** START OF Given information **

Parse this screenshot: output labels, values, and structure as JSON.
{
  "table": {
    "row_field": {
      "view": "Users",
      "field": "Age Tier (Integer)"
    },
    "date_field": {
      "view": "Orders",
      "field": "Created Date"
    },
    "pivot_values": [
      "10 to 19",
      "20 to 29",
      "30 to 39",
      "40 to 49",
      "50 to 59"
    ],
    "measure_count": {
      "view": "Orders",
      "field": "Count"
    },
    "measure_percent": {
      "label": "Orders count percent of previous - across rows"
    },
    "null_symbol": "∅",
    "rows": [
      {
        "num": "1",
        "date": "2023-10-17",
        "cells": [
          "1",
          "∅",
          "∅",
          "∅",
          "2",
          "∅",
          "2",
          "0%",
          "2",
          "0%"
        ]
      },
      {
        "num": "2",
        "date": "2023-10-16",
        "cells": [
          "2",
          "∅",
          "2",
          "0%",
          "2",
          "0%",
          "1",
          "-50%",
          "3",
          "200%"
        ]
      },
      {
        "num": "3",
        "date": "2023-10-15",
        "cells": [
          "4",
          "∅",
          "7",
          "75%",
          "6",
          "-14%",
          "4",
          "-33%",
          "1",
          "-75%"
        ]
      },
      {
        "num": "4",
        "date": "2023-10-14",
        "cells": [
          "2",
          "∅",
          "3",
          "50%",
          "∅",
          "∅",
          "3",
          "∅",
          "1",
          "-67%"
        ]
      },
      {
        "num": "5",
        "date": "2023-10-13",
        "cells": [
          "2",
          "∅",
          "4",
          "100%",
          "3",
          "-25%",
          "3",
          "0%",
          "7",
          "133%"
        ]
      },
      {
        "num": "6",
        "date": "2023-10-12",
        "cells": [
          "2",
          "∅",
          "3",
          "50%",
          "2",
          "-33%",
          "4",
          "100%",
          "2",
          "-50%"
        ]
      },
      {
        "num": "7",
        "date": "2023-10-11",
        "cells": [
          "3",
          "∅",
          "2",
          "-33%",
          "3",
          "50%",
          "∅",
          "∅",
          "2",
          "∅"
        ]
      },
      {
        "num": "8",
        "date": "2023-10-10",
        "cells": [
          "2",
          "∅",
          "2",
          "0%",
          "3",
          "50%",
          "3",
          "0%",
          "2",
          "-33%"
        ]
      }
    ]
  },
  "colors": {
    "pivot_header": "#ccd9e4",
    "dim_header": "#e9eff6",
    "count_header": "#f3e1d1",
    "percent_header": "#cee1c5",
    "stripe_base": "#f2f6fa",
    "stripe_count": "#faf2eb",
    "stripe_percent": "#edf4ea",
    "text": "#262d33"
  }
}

** END OF Given information **

Given exercise:
Copy down the material exactly as written.

Solution to this exercise:
Parse this screenshot: output labels, values, and structure as JSON.
{
  "table": {
    "row_field": {
      "view": "Users",
      "field": "Age Tier (Integer)"
    },
    "date_field": {
      "view": "Orders",
      "field": "Created Date"
    },
    "pivot_values": [
      "10 to 19",
      "20 to 29",
      "30 to 39",
      "40 to 49",
      "50 to 59"
    ],
    "measure_count": {
      "view": "Orders",
      "field": "Count"
    },
    "measure_percent": {
      "label": "Orders count percent of previous - across rows"
    },
    "null_symbol": "∅",
    "rows": [
      {
        "num": "1",
        "date": "2023-10-17",
        "cells": [
          "1",
          "∅",
          "∅",
          "∅",
          "2",
          "∅",
          "2",
          "0%",
          "2",
          "0%"
        ]
      },
      {
        "num": "2",
        "date": "2023-10-16",
        "cells": [
          "2",
          "∅",
          "2",
          "0%",
          "2",
          "0%",
          "1",
          "-50%",
          "3",
          "200%"
        ]
      },
      {
        "num": "3",
        "date": "2023-10-15",
        "cells": [
          "4",
          "∅",
          "7",
          "75%",
          "6",
          "-14%",
          "4",
          "-33%",
          "1",
          "-75%"
        ]
      },
      {
        "num": "4",
        "date": "2023-10-14",
        "cells": [
          "2",
          "∅",
          "3",
          "50%",
          "∅",
          "∅",
          "3",
          "∅",
          "1",
          "-67%"
        ]
      },
      {
        "num": "5",
        "date": "2023-10-13",
        "cells": [
          "2",
          "∅",
          "4",
          "100%",
          "3",
          "-25%",
          "3",
          "0%",
          "7",
          "133%"
        ]
      },
      {
        "num": "6",
        "date": "2023-10-12",
        "cells": [
          "2",
          "∅",
          "3",
          "50%",
          "2",
          "-33%",
          "4",
          "100%",
          "2",
          "-50%"
        ]
      },
      {
        "num": "7",
        "date": "2023-10-11",
        "cells": [
          "3",
          "∅",
          "2",
          "-33%",
          "3",
          "50%",
          "∅",
          "∅",
          "2",
          "∅"
        ]
      },
      {
        "num": "8",
        "date": "2023-10-10",
        "cells": [
          "2",
          "∅",
          "2",
          "0%",
          "3",
          "50%",
          "3",
          "0%",
          "2",
          "-33%"
        ]
      }
    ]
  },
  "colors": {
    "pivot_header": "#ccd9e4",
    "dim_header": "#e9eff6",
    "count_header": "#f3e1d1",
    "percent_header": "#cee1c5",
    "stripe_base": "#f2f6fa",
    "stripe_count": "#faf2eb",
    "stripe_percent": "#edf4ea",
    "text": "#262d33"
  }
}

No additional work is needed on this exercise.